** Begin DATA RECORDS **

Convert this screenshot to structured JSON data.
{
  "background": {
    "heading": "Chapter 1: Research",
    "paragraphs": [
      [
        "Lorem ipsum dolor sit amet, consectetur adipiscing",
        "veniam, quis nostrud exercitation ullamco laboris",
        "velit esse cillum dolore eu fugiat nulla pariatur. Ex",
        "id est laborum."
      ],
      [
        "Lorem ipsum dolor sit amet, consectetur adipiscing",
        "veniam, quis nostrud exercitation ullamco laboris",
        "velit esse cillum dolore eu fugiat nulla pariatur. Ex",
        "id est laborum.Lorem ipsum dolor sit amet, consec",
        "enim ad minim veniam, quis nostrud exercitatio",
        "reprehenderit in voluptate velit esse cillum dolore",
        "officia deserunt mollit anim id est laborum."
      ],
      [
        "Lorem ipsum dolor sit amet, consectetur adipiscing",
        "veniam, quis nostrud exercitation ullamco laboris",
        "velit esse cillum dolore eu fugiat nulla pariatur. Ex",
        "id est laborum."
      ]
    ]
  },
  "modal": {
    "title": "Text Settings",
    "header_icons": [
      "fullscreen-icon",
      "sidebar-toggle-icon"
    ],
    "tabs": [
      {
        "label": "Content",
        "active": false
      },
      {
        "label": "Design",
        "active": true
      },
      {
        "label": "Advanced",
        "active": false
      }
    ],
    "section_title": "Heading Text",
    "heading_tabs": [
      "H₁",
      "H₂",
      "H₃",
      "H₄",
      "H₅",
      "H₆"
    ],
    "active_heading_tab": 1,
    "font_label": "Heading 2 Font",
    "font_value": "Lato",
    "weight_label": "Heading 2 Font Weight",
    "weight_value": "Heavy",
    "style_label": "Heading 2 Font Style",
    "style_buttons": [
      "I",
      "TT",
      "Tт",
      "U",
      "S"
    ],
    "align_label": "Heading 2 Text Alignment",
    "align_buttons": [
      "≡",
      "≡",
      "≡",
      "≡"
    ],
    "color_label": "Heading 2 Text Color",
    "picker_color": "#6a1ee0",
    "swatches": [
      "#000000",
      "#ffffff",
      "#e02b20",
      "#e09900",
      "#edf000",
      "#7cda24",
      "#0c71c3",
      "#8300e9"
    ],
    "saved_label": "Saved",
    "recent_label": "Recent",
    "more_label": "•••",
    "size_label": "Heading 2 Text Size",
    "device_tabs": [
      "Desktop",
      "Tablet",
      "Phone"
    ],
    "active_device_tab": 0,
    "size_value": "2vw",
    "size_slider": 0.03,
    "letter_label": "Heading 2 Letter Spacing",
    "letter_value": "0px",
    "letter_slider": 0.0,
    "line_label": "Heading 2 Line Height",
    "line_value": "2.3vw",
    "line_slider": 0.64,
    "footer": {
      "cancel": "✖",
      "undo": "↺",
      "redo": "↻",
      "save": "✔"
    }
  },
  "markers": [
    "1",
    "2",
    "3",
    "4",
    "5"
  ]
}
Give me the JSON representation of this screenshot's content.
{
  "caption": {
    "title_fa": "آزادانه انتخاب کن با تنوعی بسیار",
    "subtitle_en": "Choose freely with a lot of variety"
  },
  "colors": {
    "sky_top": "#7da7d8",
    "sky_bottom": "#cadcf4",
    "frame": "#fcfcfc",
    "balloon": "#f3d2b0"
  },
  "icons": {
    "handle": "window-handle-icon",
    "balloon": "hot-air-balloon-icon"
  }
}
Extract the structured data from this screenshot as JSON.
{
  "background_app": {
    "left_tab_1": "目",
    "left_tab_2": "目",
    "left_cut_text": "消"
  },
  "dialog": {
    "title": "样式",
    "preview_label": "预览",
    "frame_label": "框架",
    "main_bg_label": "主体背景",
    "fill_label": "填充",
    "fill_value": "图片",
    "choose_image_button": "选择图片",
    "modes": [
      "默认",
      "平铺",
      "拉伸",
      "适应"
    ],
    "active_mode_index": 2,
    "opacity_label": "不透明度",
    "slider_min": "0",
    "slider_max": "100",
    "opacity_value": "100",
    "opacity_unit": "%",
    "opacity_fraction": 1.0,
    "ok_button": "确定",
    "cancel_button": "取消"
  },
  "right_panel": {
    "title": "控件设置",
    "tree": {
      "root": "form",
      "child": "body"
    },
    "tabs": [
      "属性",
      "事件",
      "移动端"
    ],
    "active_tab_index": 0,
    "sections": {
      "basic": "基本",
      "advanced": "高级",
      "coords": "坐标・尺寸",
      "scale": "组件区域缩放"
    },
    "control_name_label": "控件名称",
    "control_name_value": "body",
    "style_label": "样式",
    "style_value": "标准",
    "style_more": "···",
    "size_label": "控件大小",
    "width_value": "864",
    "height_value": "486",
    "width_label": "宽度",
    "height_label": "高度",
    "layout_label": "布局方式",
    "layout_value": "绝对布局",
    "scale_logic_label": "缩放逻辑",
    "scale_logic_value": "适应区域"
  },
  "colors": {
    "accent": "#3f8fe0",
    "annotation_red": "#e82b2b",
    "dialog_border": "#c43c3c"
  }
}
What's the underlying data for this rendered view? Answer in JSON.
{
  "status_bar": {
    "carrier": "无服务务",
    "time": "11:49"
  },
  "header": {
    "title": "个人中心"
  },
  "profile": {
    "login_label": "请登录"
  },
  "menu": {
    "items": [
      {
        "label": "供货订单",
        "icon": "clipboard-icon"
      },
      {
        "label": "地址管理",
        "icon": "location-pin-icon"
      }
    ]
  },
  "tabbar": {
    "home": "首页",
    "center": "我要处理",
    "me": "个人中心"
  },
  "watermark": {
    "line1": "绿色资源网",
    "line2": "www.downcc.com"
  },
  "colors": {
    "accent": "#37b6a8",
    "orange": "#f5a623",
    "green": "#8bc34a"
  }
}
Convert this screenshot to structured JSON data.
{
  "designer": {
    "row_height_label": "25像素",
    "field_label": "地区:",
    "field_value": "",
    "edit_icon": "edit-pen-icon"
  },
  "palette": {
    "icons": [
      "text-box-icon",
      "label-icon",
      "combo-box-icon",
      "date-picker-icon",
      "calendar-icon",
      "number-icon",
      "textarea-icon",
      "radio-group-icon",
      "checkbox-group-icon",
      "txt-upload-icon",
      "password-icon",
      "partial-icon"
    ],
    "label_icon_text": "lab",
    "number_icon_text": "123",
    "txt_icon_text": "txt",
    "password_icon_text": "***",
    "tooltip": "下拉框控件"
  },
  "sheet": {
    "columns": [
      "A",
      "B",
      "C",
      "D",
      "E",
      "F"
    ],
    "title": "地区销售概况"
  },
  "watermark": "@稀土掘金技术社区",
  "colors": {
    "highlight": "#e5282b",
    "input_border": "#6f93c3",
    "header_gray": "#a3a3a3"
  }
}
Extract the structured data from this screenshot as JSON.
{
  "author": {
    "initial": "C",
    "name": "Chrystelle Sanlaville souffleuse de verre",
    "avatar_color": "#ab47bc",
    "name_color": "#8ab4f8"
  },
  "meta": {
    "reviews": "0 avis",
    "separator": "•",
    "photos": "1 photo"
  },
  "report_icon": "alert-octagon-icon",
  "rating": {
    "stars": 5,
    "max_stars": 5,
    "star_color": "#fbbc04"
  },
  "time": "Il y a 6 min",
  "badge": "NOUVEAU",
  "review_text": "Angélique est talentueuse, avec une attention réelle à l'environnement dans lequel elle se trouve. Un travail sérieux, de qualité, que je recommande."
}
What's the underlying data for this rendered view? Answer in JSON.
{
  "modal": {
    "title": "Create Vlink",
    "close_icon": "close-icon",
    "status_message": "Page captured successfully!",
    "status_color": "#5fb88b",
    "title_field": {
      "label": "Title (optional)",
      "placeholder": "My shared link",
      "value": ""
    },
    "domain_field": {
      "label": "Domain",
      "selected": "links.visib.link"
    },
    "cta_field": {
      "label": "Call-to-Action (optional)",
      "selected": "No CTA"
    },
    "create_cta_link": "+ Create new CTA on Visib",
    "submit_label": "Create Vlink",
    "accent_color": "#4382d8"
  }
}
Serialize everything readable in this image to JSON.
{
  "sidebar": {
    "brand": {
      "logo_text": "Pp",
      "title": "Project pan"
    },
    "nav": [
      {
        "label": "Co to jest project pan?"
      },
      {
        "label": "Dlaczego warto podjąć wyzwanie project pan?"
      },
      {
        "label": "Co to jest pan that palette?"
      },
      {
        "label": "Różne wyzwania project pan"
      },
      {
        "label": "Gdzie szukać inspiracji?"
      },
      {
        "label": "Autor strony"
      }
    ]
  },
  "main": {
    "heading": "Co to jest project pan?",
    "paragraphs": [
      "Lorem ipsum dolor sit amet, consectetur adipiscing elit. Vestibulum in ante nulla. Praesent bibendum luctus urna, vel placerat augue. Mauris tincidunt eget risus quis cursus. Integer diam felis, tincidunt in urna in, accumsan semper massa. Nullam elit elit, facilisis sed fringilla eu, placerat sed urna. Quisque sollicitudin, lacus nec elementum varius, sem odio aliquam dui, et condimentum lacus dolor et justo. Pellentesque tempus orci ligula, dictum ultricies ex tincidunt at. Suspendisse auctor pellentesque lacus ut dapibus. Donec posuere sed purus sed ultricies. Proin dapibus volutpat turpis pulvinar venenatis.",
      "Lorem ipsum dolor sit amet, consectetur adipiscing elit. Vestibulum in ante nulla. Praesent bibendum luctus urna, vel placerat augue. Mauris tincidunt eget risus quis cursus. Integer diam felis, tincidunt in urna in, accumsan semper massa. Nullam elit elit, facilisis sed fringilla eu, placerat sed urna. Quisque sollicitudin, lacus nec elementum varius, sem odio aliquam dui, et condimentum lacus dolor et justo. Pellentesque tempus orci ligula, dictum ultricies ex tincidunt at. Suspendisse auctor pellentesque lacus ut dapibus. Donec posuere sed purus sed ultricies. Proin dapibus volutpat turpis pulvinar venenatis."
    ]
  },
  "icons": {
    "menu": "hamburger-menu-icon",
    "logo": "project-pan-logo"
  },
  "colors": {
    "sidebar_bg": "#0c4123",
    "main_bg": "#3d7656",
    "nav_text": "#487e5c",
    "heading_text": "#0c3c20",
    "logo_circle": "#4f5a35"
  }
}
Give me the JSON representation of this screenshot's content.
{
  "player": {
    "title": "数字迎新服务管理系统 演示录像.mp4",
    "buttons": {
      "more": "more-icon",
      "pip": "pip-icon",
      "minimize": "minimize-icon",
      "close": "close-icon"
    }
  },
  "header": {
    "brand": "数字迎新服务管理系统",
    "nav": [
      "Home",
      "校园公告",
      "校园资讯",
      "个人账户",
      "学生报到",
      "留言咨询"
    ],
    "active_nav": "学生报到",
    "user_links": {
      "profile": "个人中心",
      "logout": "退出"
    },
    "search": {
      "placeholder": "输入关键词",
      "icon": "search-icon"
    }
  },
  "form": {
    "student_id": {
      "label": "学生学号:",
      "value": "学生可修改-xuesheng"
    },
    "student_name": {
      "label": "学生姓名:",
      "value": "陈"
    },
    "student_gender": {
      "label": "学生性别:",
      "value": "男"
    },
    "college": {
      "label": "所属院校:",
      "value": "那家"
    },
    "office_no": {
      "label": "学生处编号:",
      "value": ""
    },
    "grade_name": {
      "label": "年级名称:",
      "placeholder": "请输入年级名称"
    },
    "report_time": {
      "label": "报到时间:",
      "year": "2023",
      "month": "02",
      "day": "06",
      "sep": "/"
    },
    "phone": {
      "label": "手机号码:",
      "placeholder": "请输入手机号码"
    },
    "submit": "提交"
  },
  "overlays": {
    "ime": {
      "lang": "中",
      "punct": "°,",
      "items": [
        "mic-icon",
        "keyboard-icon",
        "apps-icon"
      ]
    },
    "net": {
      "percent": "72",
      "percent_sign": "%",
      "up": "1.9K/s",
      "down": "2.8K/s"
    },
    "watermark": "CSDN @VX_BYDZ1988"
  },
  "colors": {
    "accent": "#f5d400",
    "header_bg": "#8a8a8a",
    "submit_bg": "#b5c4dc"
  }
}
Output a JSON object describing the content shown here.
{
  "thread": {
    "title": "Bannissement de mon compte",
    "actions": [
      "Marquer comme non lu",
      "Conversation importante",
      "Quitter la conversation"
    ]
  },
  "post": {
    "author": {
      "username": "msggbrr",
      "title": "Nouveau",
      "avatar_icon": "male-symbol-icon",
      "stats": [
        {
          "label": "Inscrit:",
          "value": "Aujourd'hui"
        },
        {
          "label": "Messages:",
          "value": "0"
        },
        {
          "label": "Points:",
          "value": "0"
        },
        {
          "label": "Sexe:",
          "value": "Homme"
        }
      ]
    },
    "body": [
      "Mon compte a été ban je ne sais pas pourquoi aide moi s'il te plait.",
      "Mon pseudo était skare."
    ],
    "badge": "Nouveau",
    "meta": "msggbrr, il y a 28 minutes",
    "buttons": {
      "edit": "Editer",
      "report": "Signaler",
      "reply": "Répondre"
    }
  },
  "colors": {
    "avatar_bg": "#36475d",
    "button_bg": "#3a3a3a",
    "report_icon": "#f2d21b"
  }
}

** End DATA RECORDS **

### EXERCISE OBJECTIVE
Check every line of the data above for the string "tincidunt", and copy those that have it.

### TASK SOLUTION
      "Lorem ipsum dolor sit amet, consectetur adipiscing elit. Vestibulum in ante nulla. Praesent bibendum luctus urna, vel placerat augue. Mauris tincidunt eget risus quis cursus. Integer diam felis, tincidunt in urna in, accumsan semper massa. Nullam elit elit, facilisis sed fringilla eu, placerat sed urna. Quisque sollicitudin, lacus nec elementum varius, sem odio aliquam dui, et condimentum lacus dolor et justo. Pellentesque tempus orci ligula, dictum ultricies ex tincidunt at. Suspendisse auctor pellentesque lacus ut dapibus. Donec posuere sed purus sed ultricies. Proin dapibus volutpat turpis pulvinar venenatis.",
      "Lorem ipsum dolor sit amet, consectetur adipiscing elit. Vestibulum in ante nulla. Praesent bibendum luctus urna, vel placerat augue. Mauris tincidunt eget risus quis cursus. Integer diam felis, tincidunt in urna in, accumsan semper massa. Nullam elit elit, facilisis sed fringilla eu, placerat sed urna. Quisque sollicitudin, lacus nec elementum varius, sem odio aliquam dui, et condimentum lacus dolor et justo. Pellentesque tempus orci ligula, dictum ultricies ex tincidunt at. Suspendisse auctor pellentesque lacus ut dapibus. Donec posuere sed purus sed ultricies. Proin dapibus volutpat turpis pulvinar venenatis."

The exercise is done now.